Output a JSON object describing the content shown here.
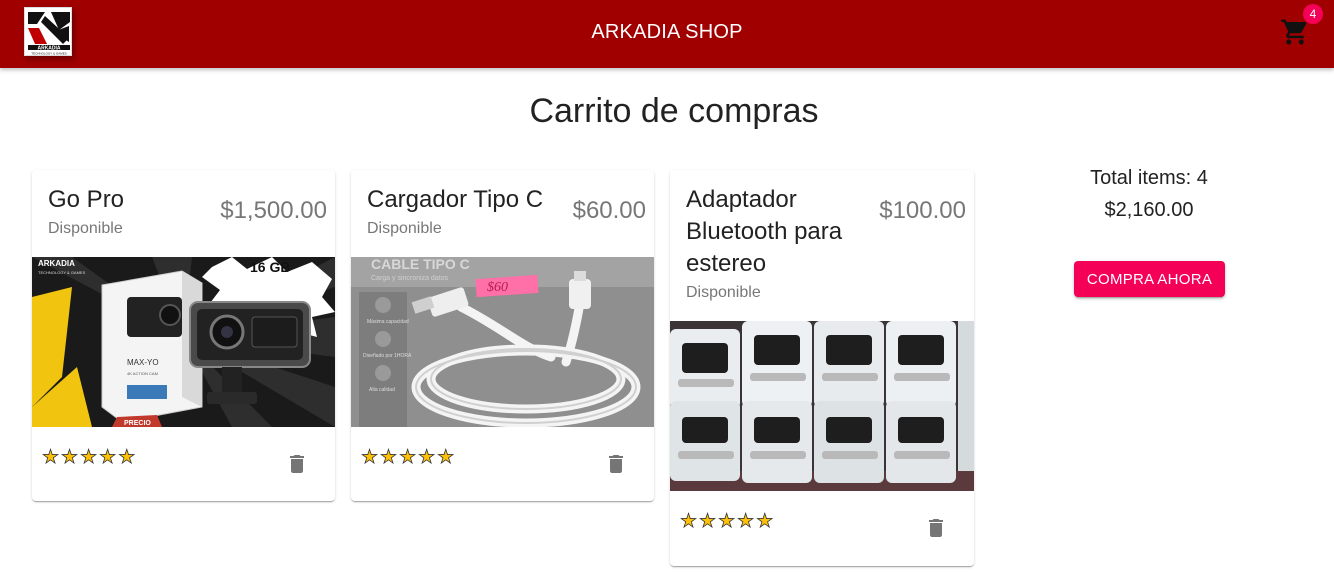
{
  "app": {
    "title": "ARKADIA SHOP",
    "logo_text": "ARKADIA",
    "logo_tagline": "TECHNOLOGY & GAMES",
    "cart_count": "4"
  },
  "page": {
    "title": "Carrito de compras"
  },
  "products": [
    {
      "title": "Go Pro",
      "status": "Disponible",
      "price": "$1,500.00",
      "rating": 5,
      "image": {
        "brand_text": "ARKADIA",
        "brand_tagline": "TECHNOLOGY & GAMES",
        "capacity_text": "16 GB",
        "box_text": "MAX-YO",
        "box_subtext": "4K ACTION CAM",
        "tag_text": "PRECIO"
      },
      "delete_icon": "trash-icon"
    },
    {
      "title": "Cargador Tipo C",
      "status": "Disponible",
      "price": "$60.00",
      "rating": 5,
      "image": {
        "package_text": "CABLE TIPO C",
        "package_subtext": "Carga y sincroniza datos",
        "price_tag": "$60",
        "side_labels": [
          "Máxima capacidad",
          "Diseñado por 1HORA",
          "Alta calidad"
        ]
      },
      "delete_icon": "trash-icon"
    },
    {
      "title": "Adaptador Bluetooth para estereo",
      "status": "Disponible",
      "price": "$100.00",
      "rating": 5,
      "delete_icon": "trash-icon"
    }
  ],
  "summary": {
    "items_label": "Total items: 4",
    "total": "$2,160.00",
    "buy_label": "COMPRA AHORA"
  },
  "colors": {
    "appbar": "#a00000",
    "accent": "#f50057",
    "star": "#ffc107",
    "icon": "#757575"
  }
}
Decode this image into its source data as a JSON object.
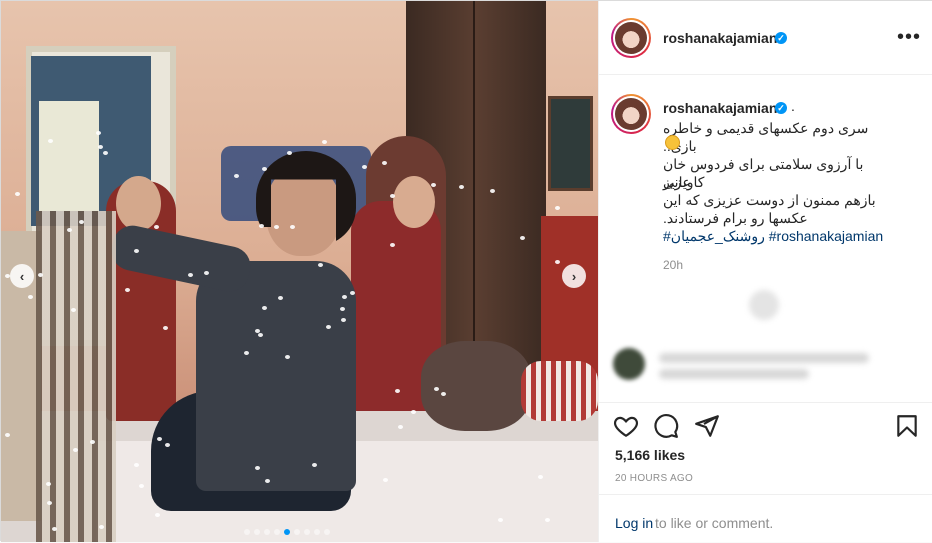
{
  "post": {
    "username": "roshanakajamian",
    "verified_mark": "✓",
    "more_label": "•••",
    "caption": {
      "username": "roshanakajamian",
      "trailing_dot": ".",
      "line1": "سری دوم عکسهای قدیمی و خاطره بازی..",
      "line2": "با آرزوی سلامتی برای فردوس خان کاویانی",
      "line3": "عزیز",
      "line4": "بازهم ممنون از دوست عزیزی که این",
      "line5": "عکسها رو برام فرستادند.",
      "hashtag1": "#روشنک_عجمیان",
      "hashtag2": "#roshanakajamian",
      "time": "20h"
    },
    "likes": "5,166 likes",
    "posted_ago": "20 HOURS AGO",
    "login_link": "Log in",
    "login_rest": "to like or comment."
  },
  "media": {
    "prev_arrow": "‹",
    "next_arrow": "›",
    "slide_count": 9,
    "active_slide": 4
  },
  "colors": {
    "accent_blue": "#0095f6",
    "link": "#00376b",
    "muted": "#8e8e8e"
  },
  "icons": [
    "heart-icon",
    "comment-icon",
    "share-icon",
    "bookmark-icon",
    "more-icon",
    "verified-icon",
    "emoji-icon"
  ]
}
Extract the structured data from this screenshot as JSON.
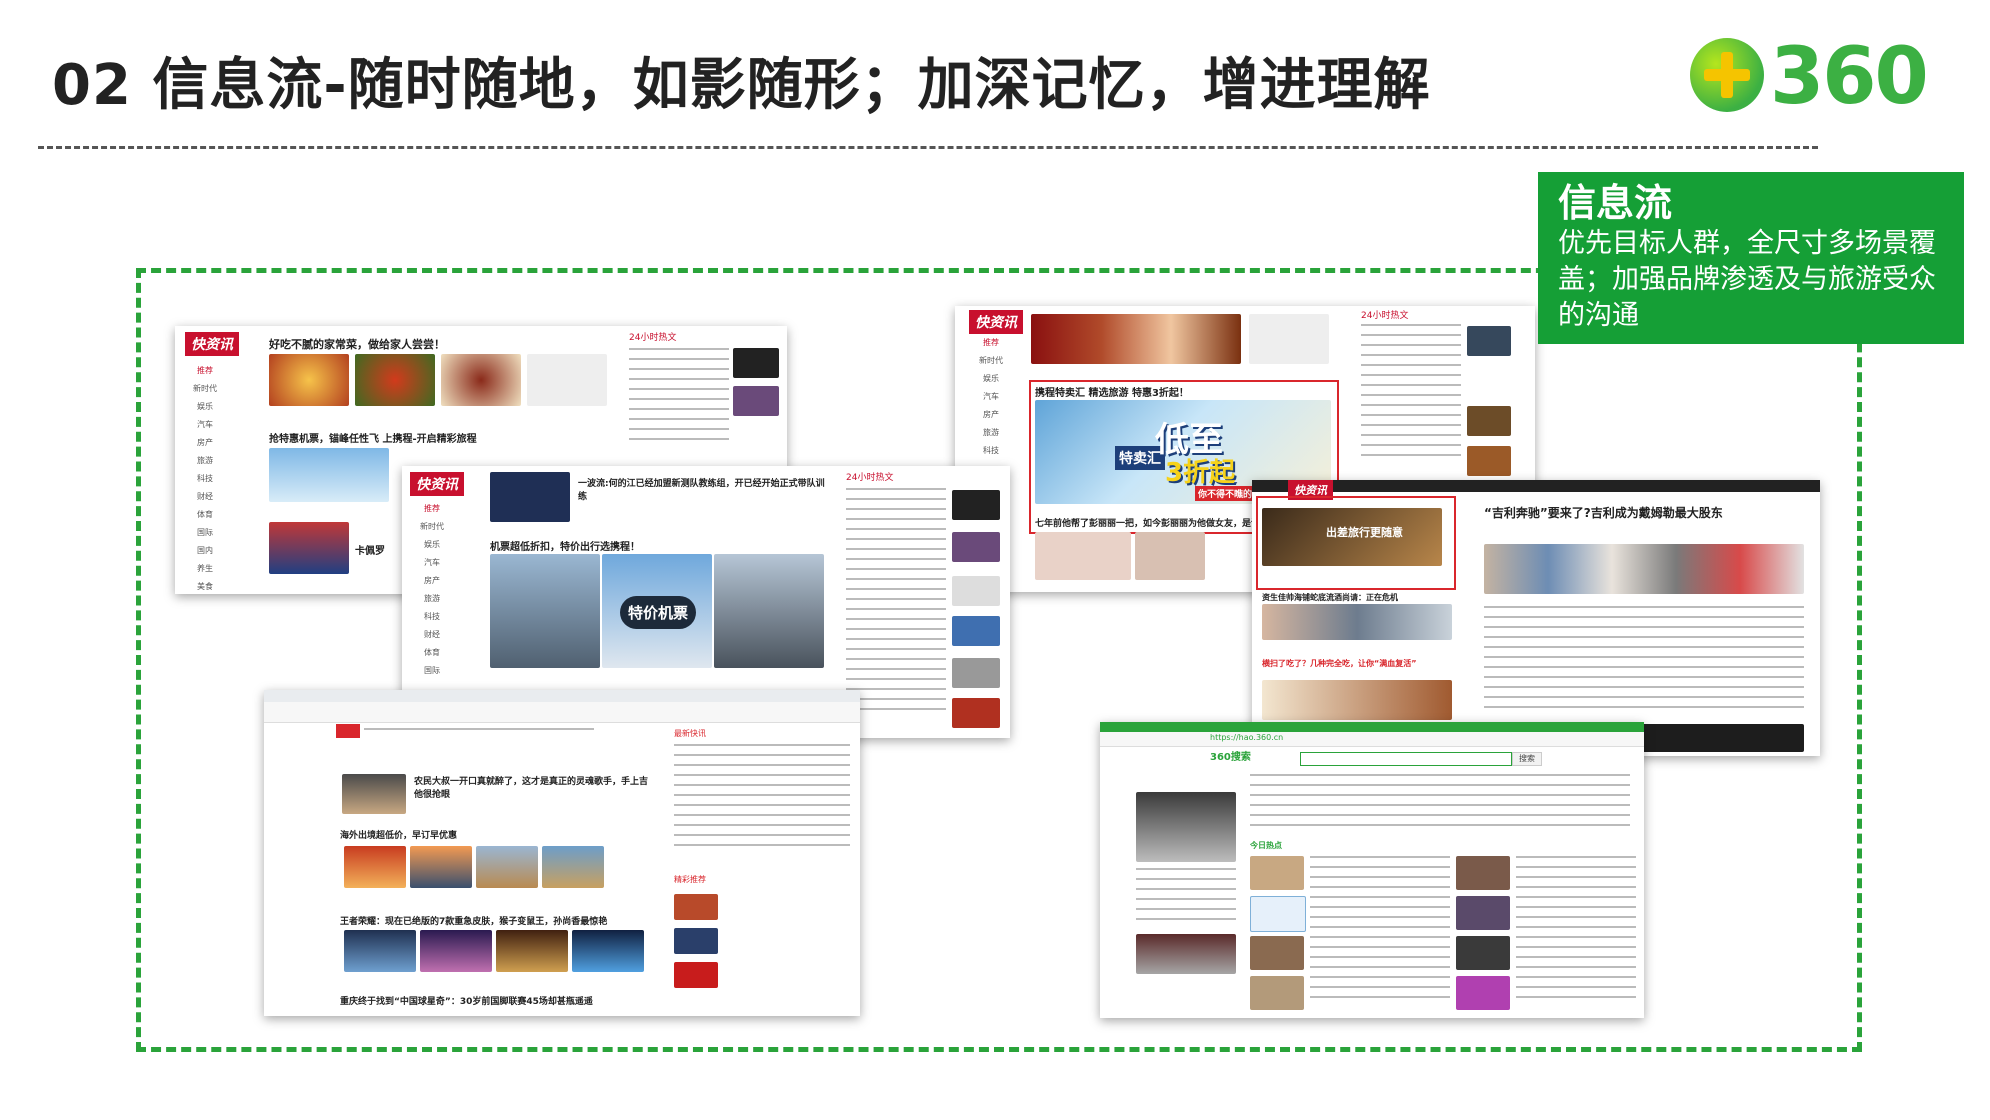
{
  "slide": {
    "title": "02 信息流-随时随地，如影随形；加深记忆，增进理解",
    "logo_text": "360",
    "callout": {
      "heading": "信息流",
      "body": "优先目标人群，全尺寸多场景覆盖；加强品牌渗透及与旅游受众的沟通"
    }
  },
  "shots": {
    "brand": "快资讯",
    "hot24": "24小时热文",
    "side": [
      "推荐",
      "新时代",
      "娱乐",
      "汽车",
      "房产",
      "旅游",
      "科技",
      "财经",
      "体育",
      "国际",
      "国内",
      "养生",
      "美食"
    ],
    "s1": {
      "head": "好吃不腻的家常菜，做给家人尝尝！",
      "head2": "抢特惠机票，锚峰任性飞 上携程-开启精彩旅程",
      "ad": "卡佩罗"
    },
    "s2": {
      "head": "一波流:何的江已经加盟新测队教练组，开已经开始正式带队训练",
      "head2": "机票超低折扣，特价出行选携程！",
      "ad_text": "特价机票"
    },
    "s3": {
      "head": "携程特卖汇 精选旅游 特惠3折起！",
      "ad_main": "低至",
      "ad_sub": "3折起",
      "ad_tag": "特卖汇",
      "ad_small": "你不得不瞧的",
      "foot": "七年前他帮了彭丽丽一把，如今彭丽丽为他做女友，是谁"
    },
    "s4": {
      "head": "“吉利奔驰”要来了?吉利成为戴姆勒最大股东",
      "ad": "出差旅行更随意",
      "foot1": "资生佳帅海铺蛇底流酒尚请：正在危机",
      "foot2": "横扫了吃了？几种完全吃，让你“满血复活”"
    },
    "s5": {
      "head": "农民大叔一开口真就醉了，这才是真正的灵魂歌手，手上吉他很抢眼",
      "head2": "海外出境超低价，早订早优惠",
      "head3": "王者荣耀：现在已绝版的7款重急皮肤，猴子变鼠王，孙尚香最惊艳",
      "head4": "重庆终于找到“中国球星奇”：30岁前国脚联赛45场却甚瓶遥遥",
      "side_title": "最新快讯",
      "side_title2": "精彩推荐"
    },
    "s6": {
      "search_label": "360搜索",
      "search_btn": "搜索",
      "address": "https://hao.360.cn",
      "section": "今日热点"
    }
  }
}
- - -
* [Task details] Output all the records, word for word, with no pictures in the copy.

* [Output]
Output a JSON object describing the content shown here.
{
  "app": {
    "title": "ARKADIA SHOP",
    "logo_text": "ARKADIA",
    "logo_tagline": "TECHNOLOGY & GAMES",
    "cart_count": "4"
  },
  "page": {
    "title": "Carrito de compras"
  },
  "products": [
    {
      "title": "Go Pro",
      "status": "Disponible",
      "price": "$1,500.00",
      "rating": 5,
      "image": {
        "brand_text": "ARKADIA",
        "brand_tagline": "TECHNOLOGY & GAMES",
        "capacity_text": "16 GB",
        "box_text": "MAX-YO",
        "box_subtext": "4K ACTION CAM",
        "tag_text": "PRECIO"
      },
      "delete_icon": "trash-icon"
    },
    {
      "title": "Cargador Tipo C",
      "status": "Disponible",
      "price": "$60.00",
      "rating": 5,
      "image": {
        "package_text": "CABLE TIPO C",
        "package_subtext": "Carga y sincroniza datos",
        "price_tag": "$60",
        "side_labels": [
          "Máxima capacidad",
          "Diseñado por 1HORA",
          "Alta calidad"
        ]
      },
      "delete_icon": "trash-icon"
    },
    {
      "title": "Adaptador Bluetooth para estereo",
      "status": "Disponible",
      "price": "$100.00",
      "rating": 5,
      "delete_icon": "trash-icon"
    }
  ],
  "summary": {
    "items_label": "Total items: 4",
    "total": "$2,160.00",
    "buy_label": "COMPRA AHORA"
  },
  "colors": {
    "appbar": "#a00000",
    "accent": "#f50057",
    "star": "#ffc107",
    "icon": "#757575"
  }
}
Decode this image into its source data as a JSON object.
{
  "post": {
    "username": "roshanakajamian",
    "verified_mark": "✓",
    "more_label": "•••",
    "caption": {
      "username": "roshanakajamian",
      "trailing_dot": ".",
      "line1": "سری دوم عکسهای قدیمی و خاطره بازی..",
      "line2": "با آرزوی سلامتی برای فردوس خان کاویانی",
      "line3": "عزیز",
      "line4": "بازهم ممنون از دوست عزیزی که این",
      "line5": "عکسها رو برام فرستادند.",
      "hashtag1": "#روشنک_عجمیان",
      "hashtag2": "#roshanakajamian",
      "time": "20h"
    },
    "likes": "5,166 likes",
    "posted_ago": "20 HOURS AGO",
    "login_link": "Log in",
    "login_rest": "to like or comment."
  },
  "media": {
    "prev_arrow": "‹",
    "next_arrow": "›",
    "slide_count": 9,
    "active_slide": 4
  },
  "colors": {
    "accent_blue": "#0095f6",
    "link": "#00376b",
    "muted": "#8e8e8e"
  },
  "icons": [
    "heart-icon",
    "comment-icon",
    "share-icon",
    "bookmark-icon",
    "more-icon",
    "verified-icon",
    "emoji-icon"
  ]
}
Extract the structured data from this screenshot as JSON.
{
  "slide": {
    "title": "02 信息流-随时随地，如影随形；加深记忆，增进理解",
    "logo_text": "360",
    "callout": {
      "heading": "信息流",
      "body": "优先目标人群，全尺寸多场景覆盖；加强品牌渗透及与旅游受众的沟通"
    }
  },
  "shots": {
    "brand": "快资讯",
    "hot24": "24小时热文",
    "side": [
      "推荐",
      "新时代",
      "娱乐",
      "汽车",
      "房产",
      "旅游",
      "科技",
      "财经",
      "体育",
      "国际",
      "国内",
      "养生",
      "美食"
    ],
    "s1": {
      "head": "好吃不腻的家常菜，做给家人尝尝！",
      "head2": "抢特惠机票，锚峰任性飞 上携程-开启精彩旅程",
      "ad": "卡佩罗"
    },
    "s2": {
      "head": "一波流:何的江已经加盟新测队教练组，开已经开始正式带队训练",
      "head2": "机票超低折扣，特价出行选携程！",
      "ad_text": "特价机票"
    },
    "s3": {
      "head": "携程特卖汇 精选旅游 特惠3折起！",
      "ad_main": "低至",
      "ad_sub": "3折起",
      "ad_tag": "特卖汇",
      "ad_small": "你不得不瞧的",
      "foot": "七年前他帮了彭丽丽一把，如今彭丽丽为他做女友，是谁"
    },
    "s4": {
      "head": "“吉利奔驰”要来了?吉利成为戴姆勒最大股东",
      "ad": "出差旅行更随意",
      "foot1": "资生佳帅海铺蛇底流酒尚请：正在危机",
      "foot2": "横扫了吃了？几种完全吃，让你“满血复活”"
    },
    "s5": {
      "head": "农民大叔一开口真就醉了，这才是真正的灵魂歌手，手上吉他很抢眼",
      "head2": "海外出境超低价，早订早优惠",
      "head3": "王者荣耀：现在已绝版的7款重急皮肤，猴子变鼠王，孙尚香最惊艳",
      "head4": "重庆终于找到“中国球星奇”：30岁前国脚联赛45场却甚瓶遥遥",
      "side_title": "最新快讯",
      "side_title2": "精彩推荐"
    },
    "s6": {
      "search_label": "360搜索",
      "search_btn": "搜索",
      "address": "https://hao.360.cn",
      "section": "今日热点"
    }
  }
}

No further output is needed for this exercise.